REQUIRED TASK: In the listing below, pick out lines with "JSON".

═══ EXCERPTED DATA ═══

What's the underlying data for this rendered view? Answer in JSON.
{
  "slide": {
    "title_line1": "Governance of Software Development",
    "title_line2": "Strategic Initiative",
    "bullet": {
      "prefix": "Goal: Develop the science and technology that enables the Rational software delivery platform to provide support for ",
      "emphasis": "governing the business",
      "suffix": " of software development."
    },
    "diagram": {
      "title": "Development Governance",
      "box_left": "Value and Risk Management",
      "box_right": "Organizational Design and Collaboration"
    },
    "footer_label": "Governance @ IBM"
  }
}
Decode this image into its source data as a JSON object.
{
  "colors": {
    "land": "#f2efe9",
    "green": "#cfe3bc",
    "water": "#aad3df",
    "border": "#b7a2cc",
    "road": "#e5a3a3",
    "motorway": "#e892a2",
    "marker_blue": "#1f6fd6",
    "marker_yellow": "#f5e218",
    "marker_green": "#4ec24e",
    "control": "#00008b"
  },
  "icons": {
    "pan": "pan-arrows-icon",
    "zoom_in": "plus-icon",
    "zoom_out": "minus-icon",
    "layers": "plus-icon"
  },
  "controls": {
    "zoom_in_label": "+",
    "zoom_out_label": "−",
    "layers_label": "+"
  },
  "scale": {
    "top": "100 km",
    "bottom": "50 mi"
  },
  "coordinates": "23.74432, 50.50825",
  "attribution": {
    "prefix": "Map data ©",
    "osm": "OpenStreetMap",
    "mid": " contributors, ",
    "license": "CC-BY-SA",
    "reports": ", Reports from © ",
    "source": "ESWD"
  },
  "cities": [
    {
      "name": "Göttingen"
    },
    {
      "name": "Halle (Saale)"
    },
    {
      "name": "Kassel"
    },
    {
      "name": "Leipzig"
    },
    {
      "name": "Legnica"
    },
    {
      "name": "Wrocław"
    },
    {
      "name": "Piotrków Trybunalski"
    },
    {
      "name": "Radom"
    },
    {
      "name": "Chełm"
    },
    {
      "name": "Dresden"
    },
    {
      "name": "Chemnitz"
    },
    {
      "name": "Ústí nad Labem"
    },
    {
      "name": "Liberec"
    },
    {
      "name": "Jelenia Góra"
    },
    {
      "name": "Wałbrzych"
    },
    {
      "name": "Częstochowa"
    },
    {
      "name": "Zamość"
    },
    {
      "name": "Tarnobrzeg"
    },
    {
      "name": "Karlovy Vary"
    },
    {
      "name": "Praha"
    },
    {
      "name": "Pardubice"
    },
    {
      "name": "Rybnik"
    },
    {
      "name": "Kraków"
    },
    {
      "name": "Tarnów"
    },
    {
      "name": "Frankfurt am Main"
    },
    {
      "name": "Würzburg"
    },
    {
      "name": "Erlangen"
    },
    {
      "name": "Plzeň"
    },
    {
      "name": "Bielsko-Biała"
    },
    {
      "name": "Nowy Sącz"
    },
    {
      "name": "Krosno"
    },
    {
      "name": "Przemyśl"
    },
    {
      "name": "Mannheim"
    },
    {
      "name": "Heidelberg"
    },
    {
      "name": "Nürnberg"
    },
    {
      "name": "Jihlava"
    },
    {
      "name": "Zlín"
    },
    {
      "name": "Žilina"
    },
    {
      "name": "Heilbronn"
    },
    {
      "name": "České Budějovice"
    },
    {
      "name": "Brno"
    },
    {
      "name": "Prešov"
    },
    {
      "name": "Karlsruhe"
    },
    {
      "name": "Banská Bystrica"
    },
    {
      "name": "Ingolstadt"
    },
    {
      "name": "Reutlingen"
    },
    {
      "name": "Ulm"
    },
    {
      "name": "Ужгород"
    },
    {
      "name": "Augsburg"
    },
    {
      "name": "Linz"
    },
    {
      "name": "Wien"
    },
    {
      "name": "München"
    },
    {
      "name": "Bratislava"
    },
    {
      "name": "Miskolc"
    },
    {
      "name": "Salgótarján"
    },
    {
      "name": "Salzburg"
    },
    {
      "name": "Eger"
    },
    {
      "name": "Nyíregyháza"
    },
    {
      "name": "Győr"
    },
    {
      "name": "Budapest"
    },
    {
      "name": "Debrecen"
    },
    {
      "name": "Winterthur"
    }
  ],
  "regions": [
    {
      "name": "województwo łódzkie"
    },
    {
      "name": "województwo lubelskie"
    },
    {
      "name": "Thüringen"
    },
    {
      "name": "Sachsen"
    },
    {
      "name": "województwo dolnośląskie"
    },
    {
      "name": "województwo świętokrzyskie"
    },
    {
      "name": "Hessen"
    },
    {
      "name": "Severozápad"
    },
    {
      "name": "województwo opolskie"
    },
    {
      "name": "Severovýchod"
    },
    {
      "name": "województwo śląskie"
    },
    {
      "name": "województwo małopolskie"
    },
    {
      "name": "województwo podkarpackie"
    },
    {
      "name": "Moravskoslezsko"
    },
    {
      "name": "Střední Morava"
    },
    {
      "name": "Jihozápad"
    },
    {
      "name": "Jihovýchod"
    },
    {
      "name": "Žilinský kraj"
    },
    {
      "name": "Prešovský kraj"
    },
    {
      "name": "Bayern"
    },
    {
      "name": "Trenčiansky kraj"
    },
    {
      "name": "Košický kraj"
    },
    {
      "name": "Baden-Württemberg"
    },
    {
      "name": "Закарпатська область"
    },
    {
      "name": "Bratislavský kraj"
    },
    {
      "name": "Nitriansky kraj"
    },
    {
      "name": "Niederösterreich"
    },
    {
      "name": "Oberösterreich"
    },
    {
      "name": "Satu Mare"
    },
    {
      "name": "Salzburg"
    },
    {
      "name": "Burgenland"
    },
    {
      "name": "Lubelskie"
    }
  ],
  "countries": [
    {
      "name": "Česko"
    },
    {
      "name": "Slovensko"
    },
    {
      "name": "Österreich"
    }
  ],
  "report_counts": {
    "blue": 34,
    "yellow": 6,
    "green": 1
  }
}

═══

RESPONSE FOR THIS EXERCISE:
What's the underlying data for this rendered view? Answer in JSON.
Decode this image into its source data as a JSON object.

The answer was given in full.